◆ Problem details ◆
Reproduce the entries verbatim, starting at the line that contains "Text: Windchill (Refroidissement" and ending at the line that contains "List all visible", with both of those lines included.

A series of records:

******

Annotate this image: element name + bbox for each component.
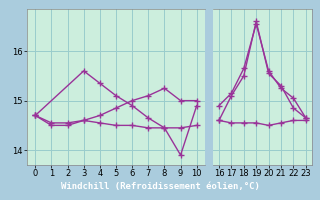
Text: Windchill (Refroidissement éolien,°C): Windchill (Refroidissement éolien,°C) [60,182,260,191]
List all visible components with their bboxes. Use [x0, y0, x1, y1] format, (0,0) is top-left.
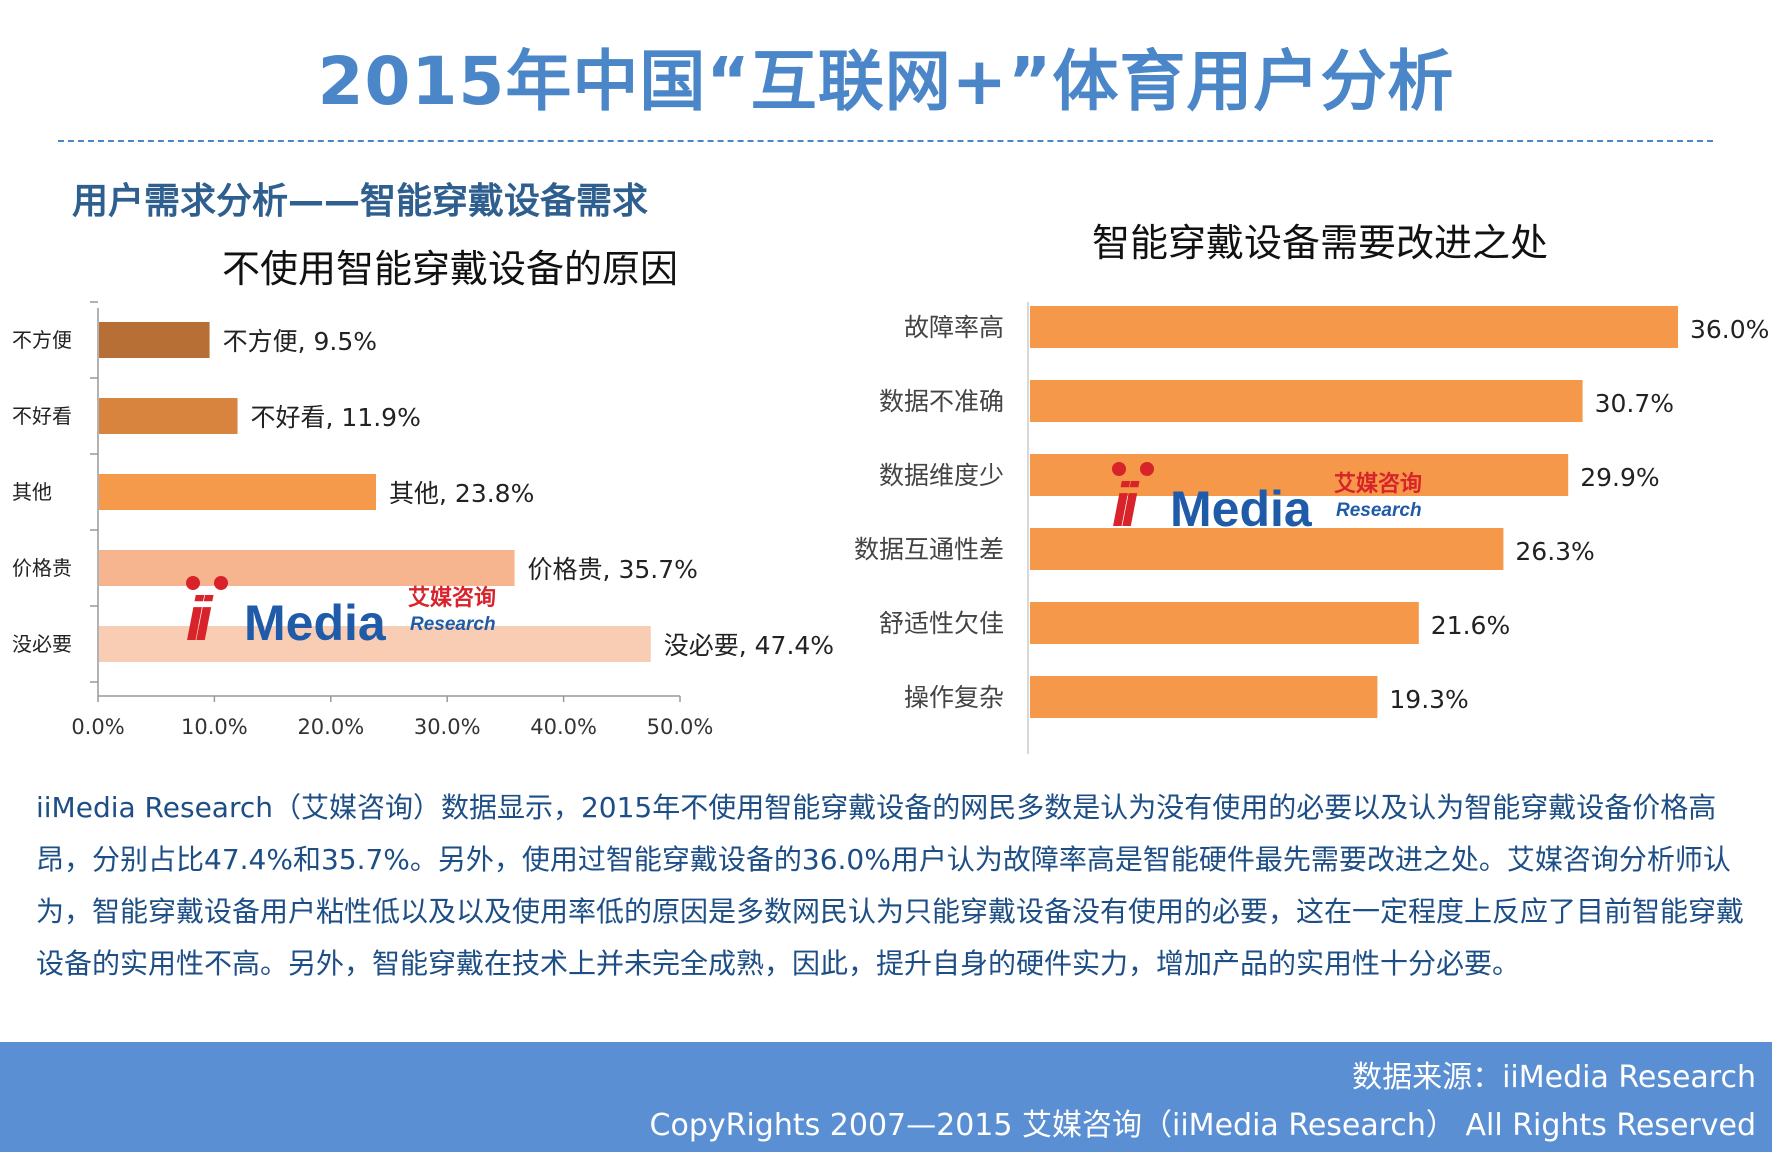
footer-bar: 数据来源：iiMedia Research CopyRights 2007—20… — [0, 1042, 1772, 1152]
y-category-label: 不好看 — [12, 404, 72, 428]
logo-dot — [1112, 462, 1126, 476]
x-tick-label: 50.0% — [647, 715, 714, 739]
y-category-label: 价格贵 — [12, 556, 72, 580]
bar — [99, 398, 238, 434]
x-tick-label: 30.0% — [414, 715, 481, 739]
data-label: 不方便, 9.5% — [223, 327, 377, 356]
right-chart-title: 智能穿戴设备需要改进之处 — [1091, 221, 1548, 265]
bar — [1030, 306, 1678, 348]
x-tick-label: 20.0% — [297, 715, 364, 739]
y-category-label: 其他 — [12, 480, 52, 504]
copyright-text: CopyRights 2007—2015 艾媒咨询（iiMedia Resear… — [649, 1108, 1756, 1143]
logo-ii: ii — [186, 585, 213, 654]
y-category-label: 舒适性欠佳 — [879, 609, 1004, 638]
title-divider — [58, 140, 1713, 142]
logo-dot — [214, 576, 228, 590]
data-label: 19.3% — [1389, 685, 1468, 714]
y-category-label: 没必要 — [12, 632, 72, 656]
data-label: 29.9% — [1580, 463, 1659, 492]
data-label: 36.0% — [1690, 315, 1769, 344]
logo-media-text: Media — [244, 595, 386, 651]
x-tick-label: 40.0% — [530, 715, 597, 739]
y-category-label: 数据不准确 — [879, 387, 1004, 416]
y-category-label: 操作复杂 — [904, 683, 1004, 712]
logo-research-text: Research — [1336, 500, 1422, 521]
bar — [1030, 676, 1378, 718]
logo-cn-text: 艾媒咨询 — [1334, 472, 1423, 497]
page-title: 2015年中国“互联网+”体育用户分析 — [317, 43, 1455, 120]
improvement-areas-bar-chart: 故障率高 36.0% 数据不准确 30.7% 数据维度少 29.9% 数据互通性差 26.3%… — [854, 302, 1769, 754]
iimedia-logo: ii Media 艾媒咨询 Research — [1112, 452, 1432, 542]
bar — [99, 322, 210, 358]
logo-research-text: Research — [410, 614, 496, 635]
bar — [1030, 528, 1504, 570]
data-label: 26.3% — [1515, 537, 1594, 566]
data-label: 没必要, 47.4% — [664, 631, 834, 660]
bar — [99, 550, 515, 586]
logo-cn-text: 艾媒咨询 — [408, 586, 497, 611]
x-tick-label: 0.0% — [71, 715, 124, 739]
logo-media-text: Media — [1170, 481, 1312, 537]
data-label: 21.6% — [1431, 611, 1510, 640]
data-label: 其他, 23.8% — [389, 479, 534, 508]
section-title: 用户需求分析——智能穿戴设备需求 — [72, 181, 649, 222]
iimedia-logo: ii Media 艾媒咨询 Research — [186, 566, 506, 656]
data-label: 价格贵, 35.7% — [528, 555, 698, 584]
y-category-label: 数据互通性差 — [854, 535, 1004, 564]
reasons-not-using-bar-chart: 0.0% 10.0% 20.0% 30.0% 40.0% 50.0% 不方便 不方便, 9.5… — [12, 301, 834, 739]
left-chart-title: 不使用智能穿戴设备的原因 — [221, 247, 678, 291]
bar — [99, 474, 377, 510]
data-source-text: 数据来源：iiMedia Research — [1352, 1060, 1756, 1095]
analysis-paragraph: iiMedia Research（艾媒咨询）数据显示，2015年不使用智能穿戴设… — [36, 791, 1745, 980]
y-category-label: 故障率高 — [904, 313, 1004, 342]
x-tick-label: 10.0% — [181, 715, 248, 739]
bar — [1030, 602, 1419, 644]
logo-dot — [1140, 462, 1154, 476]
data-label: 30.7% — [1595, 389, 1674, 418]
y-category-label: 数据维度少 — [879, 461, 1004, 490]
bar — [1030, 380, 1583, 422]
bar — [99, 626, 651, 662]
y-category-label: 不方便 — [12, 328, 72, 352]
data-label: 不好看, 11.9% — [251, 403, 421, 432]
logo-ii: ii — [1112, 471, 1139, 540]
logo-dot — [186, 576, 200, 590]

******

◆ Final result ◆
Text: Windchill (Refroidissement éolien,°C): Windchill (Refroidissement éolien,°C) [60,182,260,191]
List all visible components with their bboxes. Use [x0, y0, x1, y1] format, (0,0) is top-left.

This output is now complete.